>> START Records provided
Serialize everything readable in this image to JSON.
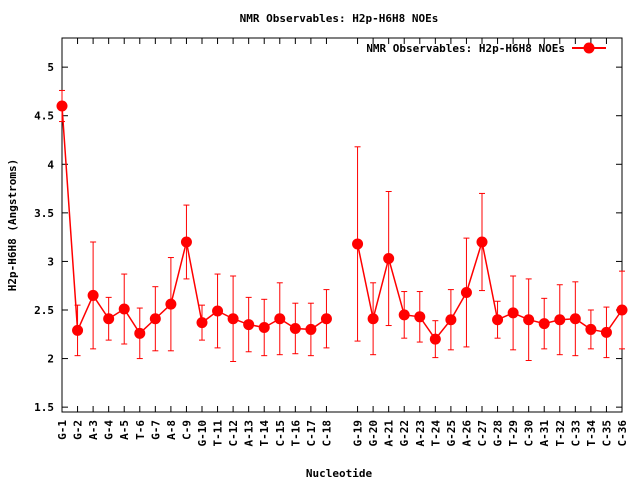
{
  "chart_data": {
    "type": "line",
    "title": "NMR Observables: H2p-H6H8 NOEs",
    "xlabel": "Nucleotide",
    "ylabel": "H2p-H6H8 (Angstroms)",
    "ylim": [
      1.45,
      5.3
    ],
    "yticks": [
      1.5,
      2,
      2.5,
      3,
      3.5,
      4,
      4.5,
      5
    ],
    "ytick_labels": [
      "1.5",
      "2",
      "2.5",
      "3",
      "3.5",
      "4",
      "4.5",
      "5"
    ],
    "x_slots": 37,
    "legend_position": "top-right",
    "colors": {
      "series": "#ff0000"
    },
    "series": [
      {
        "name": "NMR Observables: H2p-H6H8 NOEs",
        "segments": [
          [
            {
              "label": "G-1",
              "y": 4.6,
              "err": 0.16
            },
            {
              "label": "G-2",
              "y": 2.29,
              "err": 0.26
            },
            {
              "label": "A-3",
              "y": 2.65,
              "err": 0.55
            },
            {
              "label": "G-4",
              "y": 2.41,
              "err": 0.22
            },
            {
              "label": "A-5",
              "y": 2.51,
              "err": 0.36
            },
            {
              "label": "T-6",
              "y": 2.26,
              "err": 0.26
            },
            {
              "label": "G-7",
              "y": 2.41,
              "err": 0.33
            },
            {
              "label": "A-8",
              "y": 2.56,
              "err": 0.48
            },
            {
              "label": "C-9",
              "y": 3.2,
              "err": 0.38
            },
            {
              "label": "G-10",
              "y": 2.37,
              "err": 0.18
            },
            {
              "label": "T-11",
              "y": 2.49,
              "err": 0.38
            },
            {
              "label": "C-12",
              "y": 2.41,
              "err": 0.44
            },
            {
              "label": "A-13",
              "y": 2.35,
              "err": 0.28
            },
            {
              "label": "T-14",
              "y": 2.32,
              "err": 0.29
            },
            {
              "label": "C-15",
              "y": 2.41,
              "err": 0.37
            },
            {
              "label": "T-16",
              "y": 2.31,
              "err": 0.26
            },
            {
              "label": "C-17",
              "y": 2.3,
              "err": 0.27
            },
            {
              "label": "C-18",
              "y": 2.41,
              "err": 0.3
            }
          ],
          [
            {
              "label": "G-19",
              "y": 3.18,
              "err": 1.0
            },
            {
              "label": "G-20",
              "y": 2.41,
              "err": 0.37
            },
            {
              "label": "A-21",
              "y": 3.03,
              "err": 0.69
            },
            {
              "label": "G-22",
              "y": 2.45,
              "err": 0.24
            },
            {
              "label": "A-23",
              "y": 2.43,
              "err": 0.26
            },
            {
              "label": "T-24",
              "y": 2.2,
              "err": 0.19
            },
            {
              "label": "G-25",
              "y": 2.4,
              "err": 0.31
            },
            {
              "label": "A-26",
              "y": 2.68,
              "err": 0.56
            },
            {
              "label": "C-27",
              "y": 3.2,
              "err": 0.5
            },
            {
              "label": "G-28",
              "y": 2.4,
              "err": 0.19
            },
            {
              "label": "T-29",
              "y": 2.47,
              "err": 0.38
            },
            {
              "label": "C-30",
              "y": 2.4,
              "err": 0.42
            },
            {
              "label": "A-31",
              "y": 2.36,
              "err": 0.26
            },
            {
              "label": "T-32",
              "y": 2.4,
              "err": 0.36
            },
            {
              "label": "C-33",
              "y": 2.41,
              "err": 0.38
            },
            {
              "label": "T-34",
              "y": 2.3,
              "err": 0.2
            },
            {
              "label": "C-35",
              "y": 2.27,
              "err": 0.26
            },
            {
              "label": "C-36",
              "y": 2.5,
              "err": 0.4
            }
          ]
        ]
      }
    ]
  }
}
>> END Records provided
What to do
Reproduce the material above in full and without alteration, but skip all pictures.

Reply to the exercise
Serialize everything readable in this image to JSON.
{
  "chart_data": {
    "type": "line",
    "title": "NMR Observables: H2p-H6H8 NOEs",
    "xlabel": "Nucleotide",
    "ylabel": "H2p-H6H8 (Angstroms)",
    "ylim": [
      1.45,
      5.3
    ],
    "yticks": [
      1.5,
      2,
      2.5,
      3,
      3.5,
      4,
      4.5,
      5
    ],
    "ytick_labels": [
      "1.5",
      "2",
      "2.5",
      "3",
      "3.5",
      "4",
      "4.5",
      "5"
    ],
    "x_slots": 37,
    "legend_position": "top-right",
    "colors": {
      "series": "#ff0000"
    },
    "series": [
      {
        "name": "NMR Observables: H2p-H6H8 NOEs",
        "segments": [
          [
            {
              "label": "G-1",
              "y": 4.6,
              "err": 0.16
            },
            {
              "label": "G-2",
              "y": 2.29,
              "err": 0.26
            },
            {
              "label": "A-3",
              "y": 2.65,
              "err": 0.55
            },
            {
              "label": "G-4",
              "y": 2.41,
              "err": 0.22
            },
            {
              "label": "A-5",
              "y": 2.51,
              "err": 0.36
            },
            {
              "label": "T-6",
              "y": 2.26,
              "err": 0.26
            },
            {
              "label": "G-7",
              "y": 2.41,
              "err": 0.33
            },
            {
              "label": "A-8",
              "y": 2.56,
              "err": 0.48
            },
            {
              "label": "C-9",
              "y": 3.2,
              "err": 0.38
            },
            {
              "label": "G-10",
              "y": 2.37,
              "err": 0.18
            },
            {
              "label": "T-11",
              "y": 2.49,
              "err": 0.38
            },
            {
              "label": "C-12",
              "y": 2.41,
              "err": 0.44
            },
            {
              "label": "A-13",
              "y": 2.35,
              "err": 0.28
            },
            {
              "label": "T-14",
              "y": 2.32,
              "err": 0.29
            },
            {
              "label": "C-15",
              "y": 2.41,
              "err": 0.37
            },
            {
              "label": "T-16",
              "y": 2.31,
              "err": 0.26
            },
            {
              "label": "C-17",
              "y": 2.3,
              "err": 0.27
            },
            {
              "label": "C-18",
              "y": 2.41,
              "err": 0.3
            }
          ],
          [
            {
              "label": "G-19",
              "y": 3.18,
              "err": 1.0
            },
            {
              "label": "G-20",
              "y": 2.41,
              "err": 0.37
            },
            {
              "label": "A-21",
              "y": 3.03,
              "err": 0.69
            },
            {
              "label": "G-22",
              "y": 2.45,
              "err": 0.24
            },
            {
              "label": "A-23",
              "y": 2.43,
              "err": 0.26
            },
            {
              "label": "T-24",
              "y": 2.2,
              "err": 0.19
            },
            {
              "label": "G-25",
              "y": 2.4,
              "err": 0.31
            },
            {
              "label": "A-26",
              "y": 2.68,
              "err": 0.56
            },
            {
              "label": "C-27",
              "y": 3.2,
              "err": 0.5
            },
            {
              "label": "G-28",
              "y": 2.4,
              "err": 0.19
            },
            {
              "label": "T-29",
              "y": 2.47,
              "err": 0.38
            },
            {
              "label": "C-30",
              "y": 2.4,
              "err": 0.42
            },
            {
              "label": "A-31",
              "y": 2.36,
              "err": 0.26
            },
            {
              "label": "T-32",
              "y": 2.4,
              "err": 0.36
            },
            {
              "label": "C-33",
              "y": 2.41,
              "err": 0.38
            },
            {
              "label": "T-34",
              "y": 2.3,
              "err": 0.2
            },
            {
              "label": "C-35",
              "y": 2.27,
              "err": 0.26
            },
            {
              "label": "C-36",
              "y": 2.5,
              "err": 0.4
            }
          ]
        ]
      }
    ]
  }
}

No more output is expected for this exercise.